--- begin Excerpted records ---
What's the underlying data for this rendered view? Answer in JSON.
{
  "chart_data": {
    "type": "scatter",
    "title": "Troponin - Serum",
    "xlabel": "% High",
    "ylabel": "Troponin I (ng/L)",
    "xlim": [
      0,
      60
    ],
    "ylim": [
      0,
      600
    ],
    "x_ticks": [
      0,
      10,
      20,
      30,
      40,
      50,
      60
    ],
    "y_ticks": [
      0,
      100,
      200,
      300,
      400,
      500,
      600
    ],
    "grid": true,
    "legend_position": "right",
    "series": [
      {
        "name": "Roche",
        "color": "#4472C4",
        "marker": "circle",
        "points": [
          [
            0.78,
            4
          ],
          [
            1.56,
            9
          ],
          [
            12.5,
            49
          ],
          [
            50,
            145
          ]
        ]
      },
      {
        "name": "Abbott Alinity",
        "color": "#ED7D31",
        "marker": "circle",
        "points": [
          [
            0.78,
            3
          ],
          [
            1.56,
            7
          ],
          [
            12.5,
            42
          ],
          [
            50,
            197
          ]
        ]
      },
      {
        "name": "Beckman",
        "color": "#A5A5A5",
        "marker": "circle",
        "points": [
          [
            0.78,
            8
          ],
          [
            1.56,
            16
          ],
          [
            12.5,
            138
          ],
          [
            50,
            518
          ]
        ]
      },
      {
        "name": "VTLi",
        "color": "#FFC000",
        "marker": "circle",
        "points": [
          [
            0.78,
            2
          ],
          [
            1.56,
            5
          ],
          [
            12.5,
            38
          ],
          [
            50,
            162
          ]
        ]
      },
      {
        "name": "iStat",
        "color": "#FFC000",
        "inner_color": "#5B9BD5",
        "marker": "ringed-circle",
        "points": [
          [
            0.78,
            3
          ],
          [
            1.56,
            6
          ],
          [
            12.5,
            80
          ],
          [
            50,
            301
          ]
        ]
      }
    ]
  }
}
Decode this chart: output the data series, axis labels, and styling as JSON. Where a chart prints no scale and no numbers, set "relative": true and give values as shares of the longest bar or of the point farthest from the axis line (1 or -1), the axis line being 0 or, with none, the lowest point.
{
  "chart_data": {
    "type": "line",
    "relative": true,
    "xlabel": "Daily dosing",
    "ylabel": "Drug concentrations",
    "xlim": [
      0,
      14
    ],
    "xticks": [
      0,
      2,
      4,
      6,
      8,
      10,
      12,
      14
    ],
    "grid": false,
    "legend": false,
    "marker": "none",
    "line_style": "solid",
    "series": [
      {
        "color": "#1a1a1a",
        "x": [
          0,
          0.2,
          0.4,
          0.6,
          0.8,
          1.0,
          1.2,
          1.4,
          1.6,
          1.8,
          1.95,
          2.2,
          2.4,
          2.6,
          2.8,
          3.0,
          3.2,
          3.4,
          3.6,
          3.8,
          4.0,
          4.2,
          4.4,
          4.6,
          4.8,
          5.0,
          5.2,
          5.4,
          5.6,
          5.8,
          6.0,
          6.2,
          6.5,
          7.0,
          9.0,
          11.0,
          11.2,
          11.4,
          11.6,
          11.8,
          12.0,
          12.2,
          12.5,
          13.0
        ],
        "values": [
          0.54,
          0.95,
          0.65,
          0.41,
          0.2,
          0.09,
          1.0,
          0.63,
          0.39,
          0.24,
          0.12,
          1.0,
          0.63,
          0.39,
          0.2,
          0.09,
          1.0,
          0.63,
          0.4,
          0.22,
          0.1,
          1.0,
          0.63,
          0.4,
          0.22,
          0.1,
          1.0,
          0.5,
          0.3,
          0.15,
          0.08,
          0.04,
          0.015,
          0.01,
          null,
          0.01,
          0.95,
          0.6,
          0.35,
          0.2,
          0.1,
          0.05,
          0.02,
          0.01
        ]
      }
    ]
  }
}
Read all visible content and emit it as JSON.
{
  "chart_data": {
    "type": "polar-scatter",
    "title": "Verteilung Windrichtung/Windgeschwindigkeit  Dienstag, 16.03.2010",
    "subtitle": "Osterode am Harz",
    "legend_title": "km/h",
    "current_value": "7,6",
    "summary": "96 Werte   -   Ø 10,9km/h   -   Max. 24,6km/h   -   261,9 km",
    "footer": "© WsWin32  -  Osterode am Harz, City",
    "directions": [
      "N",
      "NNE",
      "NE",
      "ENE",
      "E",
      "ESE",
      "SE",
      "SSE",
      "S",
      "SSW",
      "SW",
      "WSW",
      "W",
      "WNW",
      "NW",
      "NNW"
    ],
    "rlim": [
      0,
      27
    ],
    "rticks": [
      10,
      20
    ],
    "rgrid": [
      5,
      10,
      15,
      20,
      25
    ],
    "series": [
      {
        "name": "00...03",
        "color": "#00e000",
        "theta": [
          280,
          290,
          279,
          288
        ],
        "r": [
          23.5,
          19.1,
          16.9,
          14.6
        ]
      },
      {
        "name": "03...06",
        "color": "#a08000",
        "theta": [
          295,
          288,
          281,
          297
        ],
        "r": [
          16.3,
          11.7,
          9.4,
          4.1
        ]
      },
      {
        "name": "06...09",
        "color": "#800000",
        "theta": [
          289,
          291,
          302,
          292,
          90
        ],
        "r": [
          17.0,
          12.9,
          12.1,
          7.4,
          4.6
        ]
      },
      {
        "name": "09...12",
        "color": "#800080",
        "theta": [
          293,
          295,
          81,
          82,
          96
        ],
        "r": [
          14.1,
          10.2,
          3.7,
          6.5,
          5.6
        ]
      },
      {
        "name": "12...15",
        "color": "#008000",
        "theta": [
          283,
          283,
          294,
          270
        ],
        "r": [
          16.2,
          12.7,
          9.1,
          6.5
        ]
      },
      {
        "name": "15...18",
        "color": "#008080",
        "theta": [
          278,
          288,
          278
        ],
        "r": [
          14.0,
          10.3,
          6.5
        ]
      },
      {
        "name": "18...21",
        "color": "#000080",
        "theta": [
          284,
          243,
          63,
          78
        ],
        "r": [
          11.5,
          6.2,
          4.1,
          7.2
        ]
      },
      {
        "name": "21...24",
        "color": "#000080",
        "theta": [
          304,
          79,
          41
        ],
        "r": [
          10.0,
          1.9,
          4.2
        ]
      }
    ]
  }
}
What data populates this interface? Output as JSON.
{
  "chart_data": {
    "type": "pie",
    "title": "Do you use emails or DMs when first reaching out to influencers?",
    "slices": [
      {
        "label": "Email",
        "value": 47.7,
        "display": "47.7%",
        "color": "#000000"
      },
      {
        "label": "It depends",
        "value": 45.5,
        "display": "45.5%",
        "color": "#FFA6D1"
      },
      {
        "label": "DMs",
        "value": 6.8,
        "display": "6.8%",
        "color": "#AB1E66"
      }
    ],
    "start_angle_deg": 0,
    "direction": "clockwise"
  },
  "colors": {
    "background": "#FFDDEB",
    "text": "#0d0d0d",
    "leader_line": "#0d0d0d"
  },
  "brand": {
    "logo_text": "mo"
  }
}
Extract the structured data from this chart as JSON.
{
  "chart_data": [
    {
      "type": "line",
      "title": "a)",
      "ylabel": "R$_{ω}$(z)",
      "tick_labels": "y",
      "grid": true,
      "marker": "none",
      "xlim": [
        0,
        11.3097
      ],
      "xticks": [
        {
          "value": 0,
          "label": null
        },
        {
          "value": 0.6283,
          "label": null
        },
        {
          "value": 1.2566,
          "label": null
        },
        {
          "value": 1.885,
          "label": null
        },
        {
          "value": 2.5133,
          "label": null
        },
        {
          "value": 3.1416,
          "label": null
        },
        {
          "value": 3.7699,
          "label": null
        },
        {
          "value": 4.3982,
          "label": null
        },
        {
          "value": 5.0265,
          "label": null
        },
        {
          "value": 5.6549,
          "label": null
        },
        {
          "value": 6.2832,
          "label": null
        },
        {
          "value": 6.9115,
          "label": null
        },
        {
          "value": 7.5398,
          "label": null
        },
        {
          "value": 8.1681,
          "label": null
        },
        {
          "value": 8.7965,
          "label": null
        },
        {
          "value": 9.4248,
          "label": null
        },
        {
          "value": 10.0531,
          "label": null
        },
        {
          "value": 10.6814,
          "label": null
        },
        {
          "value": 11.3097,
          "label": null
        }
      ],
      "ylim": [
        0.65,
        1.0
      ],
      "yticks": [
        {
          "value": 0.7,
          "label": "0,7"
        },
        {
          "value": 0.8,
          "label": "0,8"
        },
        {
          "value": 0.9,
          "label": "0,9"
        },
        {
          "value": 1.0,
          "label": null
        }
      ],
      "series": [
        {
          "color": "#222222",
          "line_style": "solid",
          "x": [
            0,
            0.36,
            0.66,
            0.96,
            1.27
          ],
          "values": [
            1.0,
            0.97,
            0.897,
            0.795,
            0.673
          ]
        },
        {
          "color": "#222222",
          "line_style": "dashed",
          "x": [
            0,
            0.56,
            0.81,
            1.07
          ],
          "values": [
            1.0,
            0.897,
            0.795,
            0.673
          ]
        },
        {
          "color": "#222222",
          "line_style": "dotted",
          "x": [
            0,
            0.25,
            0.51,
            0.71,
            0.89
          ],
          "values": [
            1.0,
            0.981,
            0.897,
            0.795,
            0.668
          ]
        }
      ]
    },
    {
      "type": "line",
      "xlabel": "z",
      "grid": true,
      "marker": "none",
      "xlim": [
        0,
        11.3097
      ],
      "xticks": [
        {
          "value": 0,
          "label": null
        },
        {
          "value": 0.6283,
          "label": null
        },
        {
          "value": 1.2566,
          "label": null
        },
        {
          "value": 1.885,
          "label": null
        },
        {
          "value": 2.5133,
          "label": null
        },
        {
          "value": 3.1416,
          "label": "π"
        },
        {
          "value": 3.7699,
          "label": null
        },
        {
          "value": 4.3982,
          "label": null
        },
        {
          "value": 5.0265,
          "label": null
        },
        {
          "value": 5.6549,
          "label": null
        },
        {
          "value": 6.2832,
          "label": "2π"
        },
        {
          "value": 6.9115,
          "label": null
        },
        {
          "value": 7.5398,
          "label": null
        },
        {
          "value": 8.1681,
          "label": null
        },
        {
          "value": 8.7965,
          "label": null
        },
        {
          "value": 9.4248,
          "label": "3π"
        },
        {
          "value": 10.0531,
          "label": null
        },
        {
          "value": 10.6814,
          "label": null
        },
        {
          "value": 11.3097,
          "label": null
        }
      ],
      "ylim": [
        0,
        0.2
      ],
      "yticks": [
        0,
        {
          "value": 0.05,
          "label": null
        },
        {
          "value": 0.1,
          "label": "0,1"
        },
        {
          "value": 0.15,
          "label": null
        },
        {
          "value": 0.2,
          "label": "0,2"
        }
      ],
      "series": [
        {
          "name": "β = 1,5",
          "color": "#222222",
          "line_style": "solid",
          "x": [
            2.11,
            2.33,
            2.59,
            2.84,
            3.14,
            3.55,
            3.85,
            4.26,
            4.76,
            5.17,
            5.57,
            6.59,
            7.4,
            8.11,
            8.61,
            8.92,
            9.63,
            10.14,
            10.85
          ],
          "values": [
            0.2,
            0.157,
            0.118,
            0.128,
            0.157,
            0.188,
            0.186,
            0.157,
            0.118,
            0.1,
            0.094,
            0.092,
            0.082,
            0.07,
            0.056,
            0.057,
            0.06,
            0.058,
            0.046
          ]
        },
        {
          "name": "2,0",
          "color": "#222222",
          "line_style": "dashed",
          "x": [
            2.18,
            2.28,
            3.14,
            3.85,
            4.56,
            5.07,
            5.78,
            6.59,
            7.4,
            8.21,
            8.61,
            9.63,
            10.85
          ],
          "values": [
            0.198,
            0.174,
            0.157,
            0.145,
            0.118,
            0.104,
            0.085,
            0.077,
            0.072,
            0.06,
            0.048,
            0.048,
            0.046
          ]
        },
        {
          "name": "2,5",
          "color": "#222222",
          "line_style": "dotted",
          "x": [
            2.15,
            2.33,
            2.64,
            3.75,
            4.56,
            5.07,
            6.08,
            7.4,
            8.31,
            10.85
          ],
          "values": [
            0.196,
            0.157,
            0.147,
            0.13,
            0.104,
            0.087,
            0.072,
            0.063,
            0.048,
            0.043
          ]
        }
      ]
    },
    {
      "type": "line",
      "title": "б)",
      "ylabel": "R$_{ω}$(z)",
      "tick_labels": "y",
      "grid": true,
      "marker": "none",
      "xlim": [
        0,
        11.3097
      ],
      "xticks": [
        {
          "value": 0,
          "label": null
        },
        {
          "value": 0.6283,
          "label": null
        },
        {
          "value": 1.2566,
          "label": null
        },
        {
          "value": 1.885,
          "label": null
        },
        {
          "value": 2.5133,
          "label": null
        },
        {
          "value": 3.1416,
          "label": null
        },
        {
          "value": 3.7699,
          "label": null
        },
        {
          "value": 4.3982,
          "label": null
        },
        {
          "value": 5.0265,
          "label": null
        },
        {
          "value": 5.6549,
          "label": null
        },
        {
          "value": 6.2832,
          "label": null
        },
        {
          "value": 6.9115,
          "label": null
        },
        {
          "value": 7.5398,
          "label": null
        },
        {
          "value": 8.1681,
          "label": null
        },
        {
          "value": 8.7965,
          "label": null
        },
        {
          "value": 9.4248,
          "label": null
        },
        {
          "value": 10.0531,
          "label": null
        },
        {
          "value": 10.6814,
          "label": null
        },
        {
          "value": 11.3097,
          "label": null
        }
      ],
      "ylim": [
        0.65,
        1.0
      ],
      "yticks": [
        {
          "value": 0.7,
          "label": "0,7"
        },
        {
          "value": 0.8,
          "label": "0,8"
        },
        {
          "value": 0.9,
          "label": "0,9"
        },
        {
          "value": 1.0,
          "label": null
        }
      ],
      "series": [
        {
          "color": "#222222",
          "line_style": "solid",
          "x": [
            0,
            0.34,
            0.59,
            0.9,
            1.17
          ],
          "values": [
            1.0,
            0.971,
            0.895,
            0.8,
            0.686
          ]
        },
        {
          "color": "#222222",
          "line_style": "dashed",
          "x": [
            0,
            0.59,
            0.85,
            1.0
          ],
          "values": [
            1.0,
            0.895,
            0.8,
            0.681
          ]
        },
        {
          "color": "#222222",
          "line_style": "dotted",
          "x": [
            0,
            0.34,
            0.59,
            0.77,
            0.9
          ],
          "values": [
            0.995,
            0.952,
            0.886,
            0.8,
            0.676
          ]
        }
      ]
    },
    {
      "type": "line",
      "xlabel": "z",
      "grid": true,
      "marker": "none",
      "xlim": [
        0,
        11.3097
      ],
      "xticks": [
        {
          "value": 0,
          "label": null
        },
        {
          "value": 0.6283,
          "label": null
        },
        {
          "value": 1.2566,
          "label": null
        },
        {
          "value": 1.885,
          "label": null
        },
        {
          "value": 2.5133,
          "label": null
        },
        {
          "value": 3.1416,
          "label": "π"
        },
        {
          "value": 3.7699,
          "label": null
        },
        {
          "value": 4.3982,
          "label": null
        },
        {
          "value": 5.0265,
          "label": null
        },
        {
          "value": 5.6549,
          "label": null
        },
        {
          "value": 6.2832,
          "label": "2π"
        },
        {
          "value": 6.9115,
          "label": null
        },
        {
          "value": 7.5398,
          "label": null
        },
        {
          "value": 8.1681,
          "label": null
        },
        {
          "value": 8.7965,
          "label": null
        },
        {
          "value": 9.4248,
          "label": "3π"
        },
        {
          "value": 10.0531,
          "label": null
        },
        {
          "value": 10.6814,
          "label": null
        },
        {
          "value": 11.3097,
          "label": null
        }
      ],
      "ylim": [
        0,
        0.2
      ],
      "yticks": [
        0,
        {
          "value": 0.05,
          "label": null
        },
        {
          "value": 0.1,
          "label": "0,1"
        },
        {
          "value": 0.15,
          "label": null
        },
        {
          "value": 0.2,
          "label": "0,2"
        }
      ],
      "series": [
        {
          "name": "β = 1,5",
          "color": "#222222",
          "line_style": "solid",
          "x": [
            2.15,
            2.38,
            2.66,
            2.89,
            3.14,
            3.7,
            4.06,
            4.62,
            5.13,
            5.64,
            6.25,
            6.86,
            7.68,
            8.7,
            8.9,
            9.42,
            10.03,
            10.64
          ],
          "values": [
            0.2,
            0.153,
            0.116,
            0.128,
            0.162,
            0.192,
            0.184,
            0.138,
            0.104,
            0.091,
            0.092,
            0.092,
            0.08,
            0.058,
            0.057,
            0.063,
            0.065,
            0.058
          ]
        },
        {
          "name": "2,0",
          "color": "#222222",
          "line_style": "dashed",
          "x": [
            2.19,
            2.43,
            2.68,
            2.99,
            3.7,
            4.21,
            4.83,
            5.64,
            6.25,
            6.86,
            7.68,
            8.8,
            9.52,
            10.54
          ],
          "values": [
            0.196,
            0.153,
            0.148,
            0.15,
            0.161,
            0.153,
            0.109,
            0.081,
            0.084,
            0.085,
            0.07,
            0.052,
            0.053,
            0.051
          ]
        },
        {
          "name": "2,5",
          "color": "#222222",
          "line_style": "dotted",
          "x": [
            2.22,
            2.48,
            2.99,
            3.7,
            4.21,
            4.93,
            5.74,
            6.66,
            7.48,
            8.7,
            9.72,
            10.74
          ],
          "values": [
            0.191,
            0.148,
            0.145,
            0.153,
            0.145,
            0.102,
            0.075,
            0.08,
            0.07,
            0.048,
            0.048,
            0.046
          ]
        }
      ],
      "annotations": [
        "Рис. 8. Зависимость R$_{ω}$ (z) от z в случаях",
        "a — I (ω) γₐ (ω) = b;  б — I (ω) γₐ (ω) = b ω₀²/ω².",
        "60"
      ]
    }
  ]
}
--- end Excerpted records ---
◆ Instruction
Which lines contain "relative"? Copy each of them.

◆ Answer below
Decode this chart: output the data series, axis labels, and styling as JSON. Where a chart prints no scale and no numbers, set "relative": true and give values as shares of the longest bar or of the point farthest from the axis line (1 or -1), the axis line being 0 or, with none, the lowest point.
    "relative": true,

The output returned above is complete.